[Start of MATERIAL FOR THE TASK]

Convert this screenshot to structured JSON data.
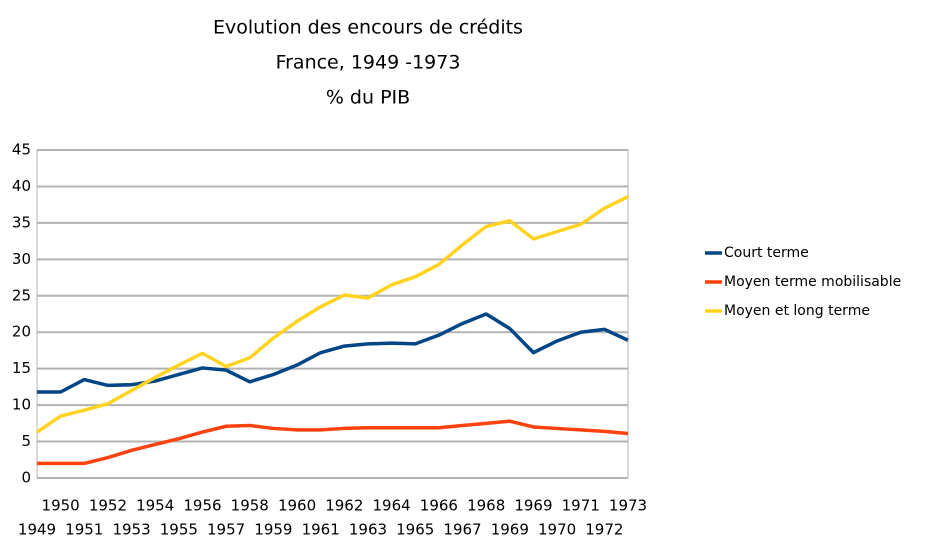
{
  "chart_data": {
    "type": "line",
    "title": "Evolution des encours de crédits",
    "subtitle": "France, 1949 -1973",
    "ylabel": "% du PIB",
    "categories": [
      "1949",
      "1950",
      "1951",
      "1952",
      "1953",
      "1954",
      "1955",
      "1956",
      "1957",
      "1958",
      "1959",
      "1960",
      "1961",
      "1962",
      "1963",
      "1964",
      "1965",
      "1966",
      "1967",
      "1968",
      "1969",
      "1969",
      "1970",
      "1971",
      "1972",
      "1973"
    ],
    "series": [
      {
        "name": "Court terme",
        "color": "#004586",
        "values": [
          11.8,
          11.8,
          13.5,
          12.7,
          12.8,
          13.3,
          14.2,
          15.1,
          14.8,
          13.2,
          14.2,
          15.5,
          17.2,
          18.1,
          18.4,
          18.5,
          18.4,
          19.6,
          21.2,
          22.5,
          20.5,
          17.2,
          18.8,
          20,
          20.4,
          18.9
        ]
      },
      {
        "name": "Moyen terme mobilisable",
        "color": "#ff420e",
        "values": [
          2,
          2,
          2,
          2.8,
          3.8,
          4.6,
          5.4,
          6.3,
          7.1,
          7.2,
          6.8,
          6.6,
          6.6,
          6.8,
          6.9,
          6.9,
          6.9,
          6.9,
          7.2,
          7.5,
          7.8,
          7,
          6.8,
          6.6,
          6.4,
          6.1
        ]
      },
      {
        "name": "Moyen et long terme",
        "color": "#ffd320",
        "values": [
          6.3,
          8.5,
          9.3,
          10.2,
          12,
          13.8,
          15.5,
          17.1,
          15.3,
          16.5,
          19.2,
          21.5,
          23.5,
          25.1,
          24.7,
          26.5,
          27.6,
          29.3,
          32,
          34.5,
          35.3,
          32.8,
          33.8,
          34.8,
          37,
          38.6
        ]
      }
    ],
    "ylim": [
      0,
      45
    ],
    "yticks": [
      0,
      5,
      10,
      15,
      20,
      25,
      30,
      35,
      40,
      45
    ],
    "grid": true,
    "legend": "right"
  }
}
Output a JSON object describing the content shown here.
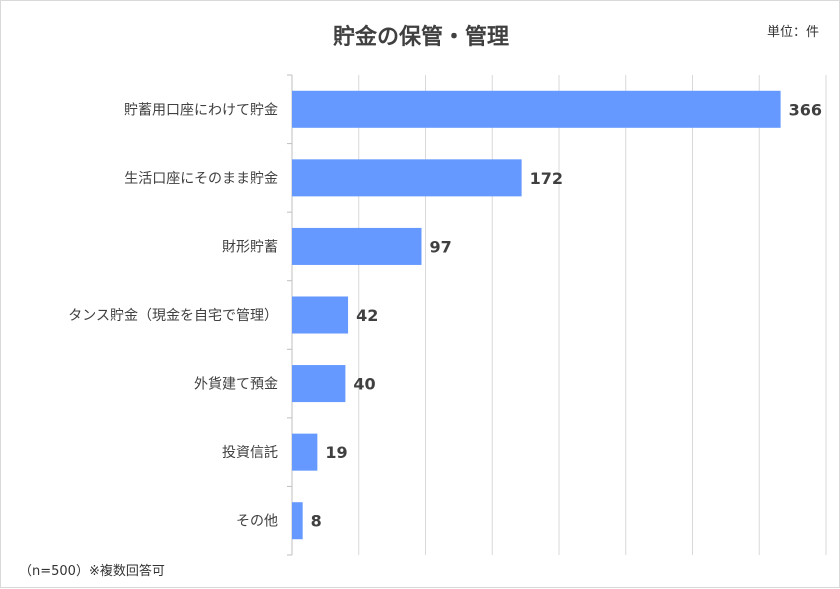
{
  "chart_data": {
    "type": "bar",
    "orientation": "horizontal",
    "title": "貯金の保管・管理",
    "unit_label": "単位：件",
    "footnote": "（n=500）※複数回答可",
    "categories": [
      "貯蓄用口座にわけて貯金",
      "生活口座にそのまま貯金",
      "財形貯蓄",
      "タンス貯金（現金を自宅で管理）",
      "外貨建て預金",
      "投資信託",
      "その他"
    ],
    "values": [
      366,
      172,
      97,
      42,
      40,
      19,
      8
    ],
    "xlim": [
      0,
      400
    ],
    "grid": true,
    "bar_color": "#6699ff",
    "grid_color": "#d9d9d9"
  }
}
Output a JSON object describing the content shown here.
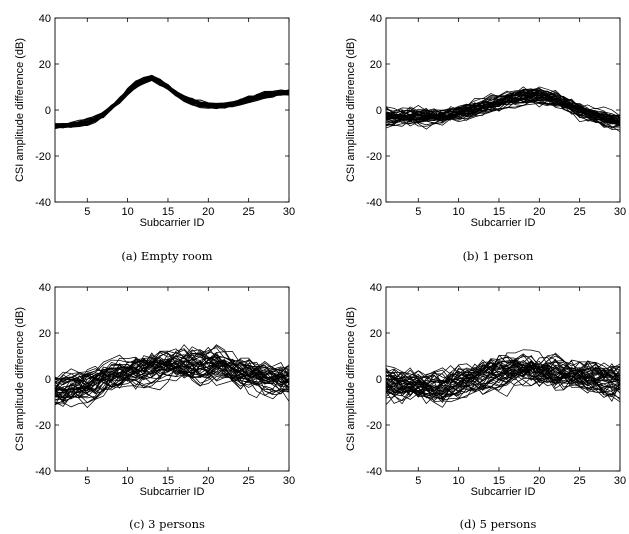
{
  "chart_data": [
    {
      "type": "line",
      "caption": "(a) Empty room",
      "xlabel": "Subcarrier ID",
      "ylabel": "CSI amplitude difference (dB)",
      "xlim": [
        1,
        30
      ],
      "ylim": [
        -40,
        40
      ],
      "xticks": [
        5,
        10,
        15,
        20,
        25,
        30
      ],
      "yticks": [
        -40,
        -20,
        0,
        20,
        40
      ],
      "grid": false,
      "x": [
        1,
        2,
        3,
        4,
        5,
        6,
        7,
        8,
        9,
        10,
        11,
        12,
        13,
        14,
        15,
        16,
        17,
        18,
        19,
        20,
        21,
        22,
        23,
        24,
        25,
        26,
        27,
        28,
        29,
        30
      ],
      "mean_curve": [
        -7,
        -7,
        -6.5,
        -6,
        -5.5,
        -4,
        -2,
        1,
        4,
        8,
        11,
        13,
        14,
        12,
        10,
        7,
        5,
        3.5,
        2.5,
        1.8,
        1.5,
        1.8,
        2.5,
        3.5,
        4.5,
        5.5,
        6.5,
        7,
        7.5,
        7.5
      ],
      "num_traces": 45,
      "spread_db": 1.2
    },
    {
      "type": "line",
      "caption": "(b) 1 person",
      "xlabel": "Subcarrier ID",
      "ylabel": "CSI amplitude difference (dB)",
      "xlim": [
        1,
        30
      ],
      "ylim": [
        -40,
        40
      ],
      "xticks": [
        5,
        10,
        15,
        20,
        25,
        30
      ],
      "yticks": [
        -40,
        -20,
        0,
        20,
        40
      ],
      "grid": false,
      "x": [
        1,
        2,
        3,
        4,
        5,
        6,
        7,
        8,
        9,
        10,
        11,
        12,
        13,
        14,
        15,
        16,
        17,
        18,
        19,
        20,
        21,
        22,
        23,
        24,
        25,
        26,
        27,
        28,
        29,
        30
      ],
      "mean_curve": [
        -3,
        -3,
        -3,
        -3,
        -3,
        -3,
        -3,
        -2.5,
        -2,
        -1.5,
        -0.5,
        0.5,
        1.5,
        2.5,
        3.5,
        4.5,
        5,
        5.5,
        6,
        6,
        5.5,
        4.5,
        3,
        1.5,
        0,
        -1.5,
        -2.5,
        -3.5,
        -4.5,
        -5
      ],
      "num_traces": 45,
      "spread_db": 3.5
    },
    {
      "type": "line",
      "caption": "(c) 3 persons",
      "xlabel": "Subcarrier ID",
      "ylabel": "CSI amplitude difference (dB)",
      "xlim": [
        1,
        30
      ],
      "ylim": [
        -40,
        40
      ],
      "xticks": [
        5,
        10,
        15,
        20,
        25,
        30
      ],
      "yticks": [
        -40,
        -20,
        0,
        20,
        40
      ],
      "grid": false,
      "x": [
        1,
        2,
        3,
        4,
        5,
        6,
        7,
        8,
        9,
        10,
        11,
        12,
        13,
        14,
        15,
        16,
        17,
        18,
        19,
        20,
        21,
        22,
        23,
        24,
        25,
        26,
        27,
        28,
        29,
        30
      ],
      "mean_curve": [
        -5,
        -4.5,
        -4,
        -3.5,
        -3,
        -2,
        -1,
        0,
        1,
        2,
        3,
        4,
        5,
        5.5,
        6,
        6.5,
        6.5,
        6.5,
        6,
        5.5,
        5,
        4,
        3,
        2,
        1.5,
        1,
        0.5,
        0,
        0,
        0
      ],
      "num_traces": 45,
      "spread_db": 7
    },
    {
      "type": "line",
      "caption": "(d) 5 persons",
      "xlabel": "Subcarrier ID",
      "ylabel": "CSI amplitude difference (dB)",
      "xlim": [
        1,
        30
      ],
      "ylim": [
        -40,
        40
      ],
      "xticks": [
        5,
        10,
        15,
        20,
        25,
        30
      ],
      "yticks": [
        -40,
        -20,
        0,
        20,
        40
      ],
      "grid": false,
      "x": [
        1,
        2,
        3,
        4,
        5,
        6,
        7,
        8,
        9,
        10,
        11,
        12,
        13,
        14,
        15,
        16,
        17,
        18,
        19,
        20,
        21,
        22,
        23,
        24,
        25,
        26,
        27,
        28,
        29,
        30
      ],
      "mean_curve": [
        -2,
        -2,
        -2.5,
        -3,
        -3.5,
        -4,
        -4,
        -3.5,
        -3,
        -2,
        -1,
        0,
        1,
        2,
        3,
        3.5,
        4,
        4,
        4,
        3.5,
        3,
        2.5,
        2,
        1.5,
        1,
        0.5,
        0,
        -0.5,
        -1,
        -1
      ],
      "num_traces": 45,
      "spread_db": 7
    }
  ]
}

[End of MATERIAL FOR THE TASK]

STATED GOAL. In the listing above, count each line that holds the string "Moyen". Give the number only.

OUTPUT FOR THIS TASK. 2